For this exercise, repeat all of the material verbatim apart from its images.
##### Records for the task
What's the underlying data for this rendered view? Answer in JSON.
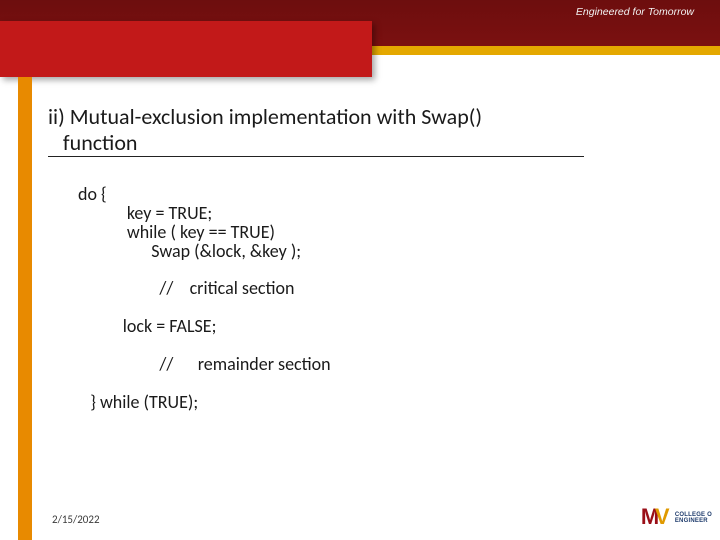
{
  "header": {
    "tagline": "Engineered for Tomorrow"
  },
  "title": {
    "line1": "ii) Mutual-exclusion implementation with Swap()",
    "line2": "function"
  },
  "code": {
    "l1": "do {",
    "l2": "            key = TRUE;",
    "l3": "            while ( key == TRUE)",
    "l4": "                  Swap (&lock, &key );",
    "l5": "                    //    critical section",
    "l6": "           lock = FALSE;",
    "l7": "                    //      remainder section",
    "l8": "   } while (TRUE);"
  },
  "footer": {
    "date": "2/15/2022",
    "logo_top": "COLLEGE O",
    "logo_bot": "ENGINEER"
  }
}
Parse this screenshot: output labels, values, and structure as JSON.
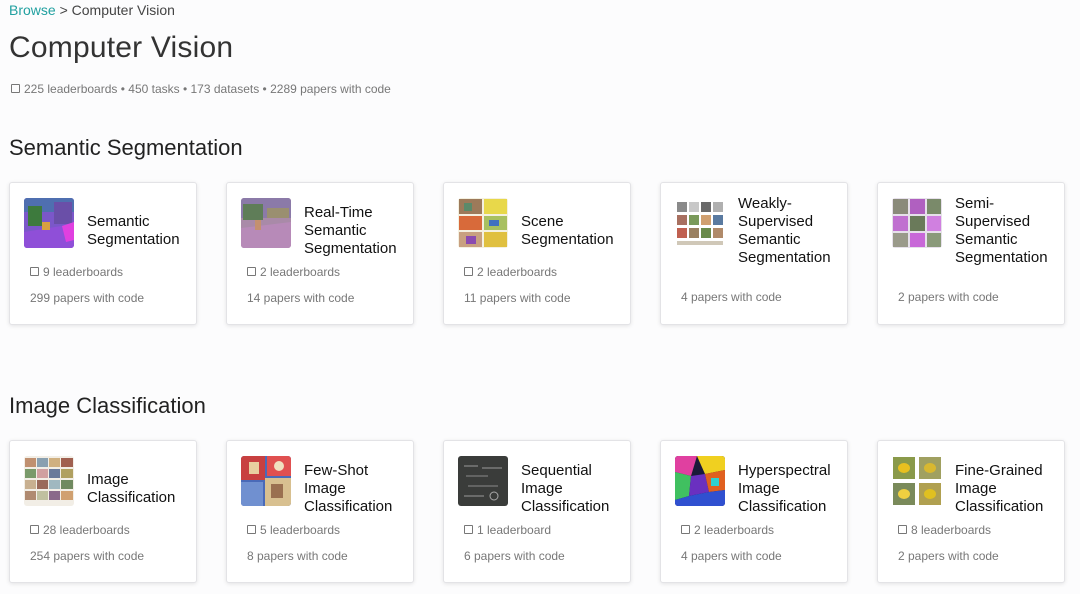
{
  "breadcrumb": {
    "link": "Browse",
    "separator": ">",
    "current": "Computer Vision"
  },
  "title": "Computer Vision",
  "stats": "225 leaderboards • 450 tasks • 173 datasets • 2289 papers with code",
  "sections": [
    {
      "title": "Semantic Segmentation",
      "cards": [
        {
          "title": "Semantic Segmentation",
          "leaderboards": "9 leaderboards",
          "papers": "299 papers with code",
          "thumb": "scene-purple-icon"
        },
        {
          "title": "Real-Time Semantic Segmentation",
          "leaderboards": "2 leaderboards",
          "papers": "14 papers with code",
          "thumb": "scene-blurred-icon"
        },
        {
          "title": "Scene Segmentation",
          "leaderboards": "2 leaderboards",
          "papers": "11 papers with code",
          "thumb": "segmentation-grid-icon"
        },
        {
          "title": "Weakly-Supervised Semantic Segmentation",
          "leaderboards": "",
          "papers": "4 papers with code",
          "thumb": "image-mosaic-icon"
        },
        {
          "title": "Semi-Supervised Semantic Segmentation",
          "leaderboards": "",
          "papers": "2 papers with code",
          "thumb": "mask-grid-icon"
        }
      ]
    },
    {
      "title": "Image Classification",
      "cards": [
        {
          "title": "Image Classification",
          "leaderboards": "28 leaderboards",
          "papers": "254 papers with code",
          "thumb": "photo-grid-icon"
        },
        {
          "title": "Few-Shot Image Classification",
          "leaderboards": "5 leaderboards",
          "papers": "8 papers with code",
          "thumb": "few-shot-collage-icon"
        },
        {
          "title": "Sequential Image Classification",
          "leaderboards": "1 leaderboard",
          "papers": "6 papers with code",
          "thumb": "chalkboard-icon"
        },
        {
          "title": "Hyperspectral Image Classification",
          "leaderboards": "2 leaderboards",
          "papers": "4 papers with code",
          "thumb": "hyperspectral-map-icon"
        },
        {
          "title": "Fine-Grained Image Classification",
          "leaderboards": "8 leaderboards",
          "papers": "2 papers with code",
          "thumb": "bird-grid-icon"
        }
      ]
    }
  ],
  "colors": {
    "link": "#21a0a0",
    "muted": "#777777",
    "text": "#222222"
  }
}
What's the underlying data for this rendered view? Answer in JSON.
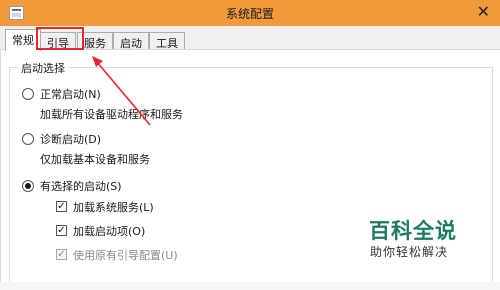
{
  "window": {
    "title": "系统配置",
    "close_glyph": "✕"
  },
  "tabs": [
    {
      "label": "常规",
      "active": true
    },
    {
      "label": "引导",
      "active": false,
      "highlighted": true
    },
    {
      "label": "服务",
      "active": false
    },
    {
      "label": "启动",
      "active": false
    },
    {
      "label": "工具",
      "active": false
    }
  ],
  "startup_group": {
    "legend": "启动选择",
    "options": [
      {
        "label": "正常启动(N)",
        "description": "加载所有设备驱动程序和服务",
        "selected": false
      },
      {
        "label": "诊断启动(D)",
        "description": "仅加载基本设备和服务",
        "selected": false
      },
      {
        "label": "有选择的启动(S)",
        "selected": true
      }
    ],
    "checkboxes": [
      {
        "label": "加载系统服务(L)",
        "checked": true,
        "disabled": false
      },
      {
        "label": "加载启动项(O)",
        "checked": true,
        "disabled": false
      },
      {
        "label": "使用原有引导配置(U)",
        "checked": true,
        "disabled": true
      }
    ]
  },
  "watermark": {
    "title": "百科全说",
    "subtitle": "助你轻松解决"
  },
  "colors": {
    "titlebar": "#f19a3b",
    "highlight": "#e8262b",
    "watermark": "#1c7a62"
  }
}
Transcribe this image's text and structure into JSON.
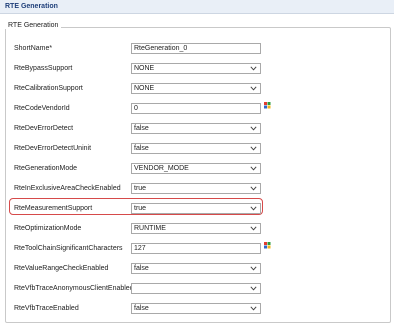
{
  "header": {
    "title": "RTE Generation"
  },
  "group": {
    "legend": "RTE Generation"
  },
  "rows": [
    {
      "label": "ShortName*",
      "type": "text",
      "value": "RteGeneration_0"
    },
    {
      "label": "RteBypassSupport",
      "type": "select",
      "value": "NONE"
    },
    {
      "label": "RteCalibrationSupport",
      "type": "select",
      "value": "NONE"
    },
    {
      "label": "RteCodeVendorId",
      "type": "text",
      "value": "0",
      "icon": "parameter-cube-icon"
    },
    {
      "label": "RteDevErrorDetect",
      "type": "select",
      "value": "false"
    },
    {
      "label": "RteDevErrorDetectUninit",
      "type": "select",
      "value": "false"
    },
    {
      "label": "RteGenerationMode",
      "type": "select",
      "value": "VENDOR_MODE"
    },
    {
      "label": "RteInExclusiveAreaCheckEnabled",
      "type": "select",
      "value": "true"
    },
    {
      "label": "RteMeasurementSupport",
      "type": "select",
      "value": "true",
      "highlighted": true
    },
    {
      "label": "RteOptimizationMode",
      "type": "select",
      "value": "RUNTIME"
    },
    {
      "label": "RteToolChainSignificantCharacters",
      "type": "text",
      "value": "127",
      "icon": "parameter-cube-icon"
    },
    {
      "label": "RteValueRangeCheckEnabled",
      "type": "select",
      "value": "false"
    },
    {
      "label": "RteVfbTraceAnonymousClientEnabled",
      "type": "select",
      "value": ""
    },
    {
      "label": "RteVfbTraceEnabled",
      "type": "select",
      "value": "false"
    }
  ],
  "colors": {
    "highlight": "#d64a4a",
    "header_text": "#1f3f7a"
  }
}
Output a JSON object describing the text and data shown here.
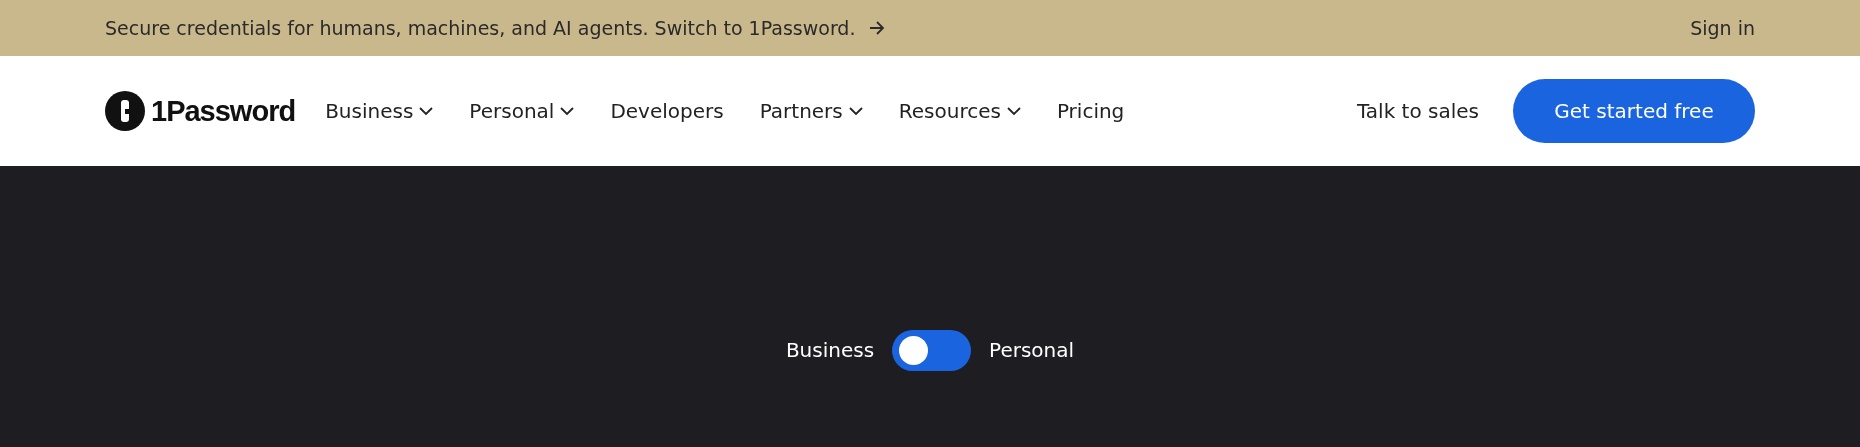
##########
Output below:
What's the underlying data for this rendered view? Answer in JSON.
{
  "header": {
    "tagline": "Engineered for Tomorrow"
  },
  "title": {
    "line1": "ii) Mutual-exclusion implementation with Swap()",
    "line2": "function"
  },
  "code": {
    "l1": "do {",
    "l2": "            key = TRUE;",
    "l3": "            while ( key == TRUE)",
    "l4": "                  Swap (&lock, &key );",
    "l5": "                    //    critical section",
    "l6": "           lock = FALSE;",
    "l7": "                    //      remainder section",
    "l8": "   } while (TRUE);"
  },
  "footer": {
    "date": "2/15/2022",
    "logo_top": "COLLEGE O",
    "logo_bot": "ENGINEER"
  }
}
Parse this screenshot: output labels, values, and structure as JSON.
{
  "breadcrumb": {
    "link": "Browse",
    "separator": ">",
    "current": "Computer Vision"
  },
  "title": "Computer Vision",
  "stats": "225 leaderboards • 450 tasks • 173 datasets • 2289 papers with code",
  "sections": [
    {
      "title": "Semantic Segmentation",
      "cards": [
        {
          "title": "Semantic Segmentation",
          "leaderboards": "9 leaderboards",
          "papers": "299 papers with code",
          "thumb": "scene-purple-icon"
        },
        {
          "title": "Real-Time Semantic Segmentation",
          "leaderboards": "2 leaderboards",
          "papers": "14 papers with code",
          "thumb": "scene-blurred-icon"
        },
        {
          "title": "Scene Segmentation",
          "leaderboards": "2 leaderboards",
          "papers": "11 papers with code",
          "thumb": "segmentation-grid-icon"
        },
        {
          "title": "Weakly-Supervised Semantic Segmentation",
          "leaderboards": "",
          "papers": "4 papers with code",
          "thumb": "image-mosaic-icon"
        },
        {
          "title": "Semi-Supervised Semantic Segmentation",
          "leaderboards": "",
          "papers": "2 papers with code",
          "thumb": "mask-grid-icon"
        }
      ]
    },
    {
      "title": "Image Classification",
      "cards": [
        {
          "title": "Image Classification",
          "leaderboards": "28 leaderboards",
          "papers": "254 papers with code",
          "thumb": "photo-grid-icon"
        },
        {
          "title": "Few-Shot Image Classification",
          "leaderboards": "5 leaderboards",
          "papers": "8 papers with code",
          "thumb": "few-shot-collage-icon"
        },
        {
          "title": "Sequential Image Classification",
          "leaderboards": "1 leaderboard",
          "papers": "6 papers with code",
          "thumb": "chalkboard-icon"
        },
        {
          "title": "Hyperspectral Image Classification",
          "leaderboards": "2 leaderboards",
          "papers": "4 papers with code",
          "thumb": "hyperspectral-map-icon"
        },
        {
          "title": "Fine-Grained Image Classification",
          "leaderboards": "8 leaderboards",
          "papers": "2 papers with code",
          "thumb": "bird-grid-icon"
        }
      ]
    }
  ],
  "colors": {
    "link": "#21a0a0",
    "muted": "#777777",
    "text": "#222222"
  }
}
What's the underlying data for this rendered view? Answer in JSON.
{
  "window": {
    "title": "系统配置",
    "close_glyph": "✕"
  },
  "tabs": [
    {
      "label": "常规",
      "active": true
    },
    {
      "label": "引导",
      "active": false,
      "highlighted": true
    },
    {
      "label": "服务",
      "active": false
    },
    {
      "label": "启动",
      "active": false
    },
    {
      "label": "工具",
      "active": false
    }
  ],
  "startup_group": {
    "legend": "启动选择",
    "options": [
      {
        "label": "正常启动(N)",
        "description": "加载所有设备驱动程序和服务",
        "selected": false
      },
      {
        "label": "诊断启动(D)",
        "description": "仅加载基本设备和服务",
        "selected": false
      },
      {
        "label": "有选择的启动(S)",
        "selected": true
      }
    ],
    "checkboxes": [
      {
        "label": "加载系统服务(L)",
        "checked": true,
        "disabled": false
      },
      {
        "label": "加载启动项(O)",
        "checked": true,
        "disabled": false
      },
      {
        "label": "使用原有引导配置(U)",
        "checked": true,
        "disabled": true
      }
    ]
  },
  "watermark": {
    "title": "百科全说",
    "subtitle": "助你轻松解决"
  },
  "colors": {
    "titlebar": "#f19a3b",
    "highlight": "#e8262b",
    "watermark": "#1c7a62"
  }
}
Transcribe this image's text and structure into JSON.
{
  "header": {
    "title": "RTE Generation"
  },
  "group": {
    "legend": "RTE Generation"
  },
  "rows": [
    {
      "label": "ShortName*",
      "type": "text",
      "value": "RteGeneration_0"
    },
    {
      "label": "RteBypassSupport",
      "type": "select",
      "value": "NONE"
    },
    {
      "label": "RteCalibrationSupport",
      "type": "select",
      "value": "NONE"
    },
    {
      "label": "RteCodeVendorId",
      "type": "text",
      "value": "0",
      "icon": "parameter-cube-icon"
    },
    {
      "label": "RteDevErrorDetect",
      "type": "select",
      "value": "false"
    },
    {
      "label": "RteDevErrorDetectUninit",
      "type": "select",
      "value": "false"
    },
    {
      "label": "RteGenerationMode",
      "type": "select",
      "value": "VENDOR_MODE"
    },
    {
      "label": "RteInExclusiveAreaCheckEnabled",
      "type": "select",
      "value": "true"
    },
    {
      "label": "RteMeasurementSupport",
      "type": "select",
      "value": "true",
      "highlighted": true
    },
    {
      "label": "RteOptimizationMode",
      "type": "select",
      "value": "RUNTIME"
    },
    {
      "label": "RteToolChainSignificantCharacters",
      "type": "text",
      "value": "127",
      "icon": "parameter-cube-icon"
    },
    {
      "label": "RteValueRangeCheckEnabled",
      "type": "select",
      "value": "false"
    },
    {
      "label": "RteVfbTraceAnonymousClientEnabled",
      "type": "select",
      "value": ""
    },
    {
      "label": "RteVfbTraceEnabled",
      "type": "select",
      "value": "false"
    }
  ],
  "colors": {
    "highlight": "#d64a4a",
    "header_text": "#1f3f7a"
  }
}
Output a JSON object describing the text and data shown here.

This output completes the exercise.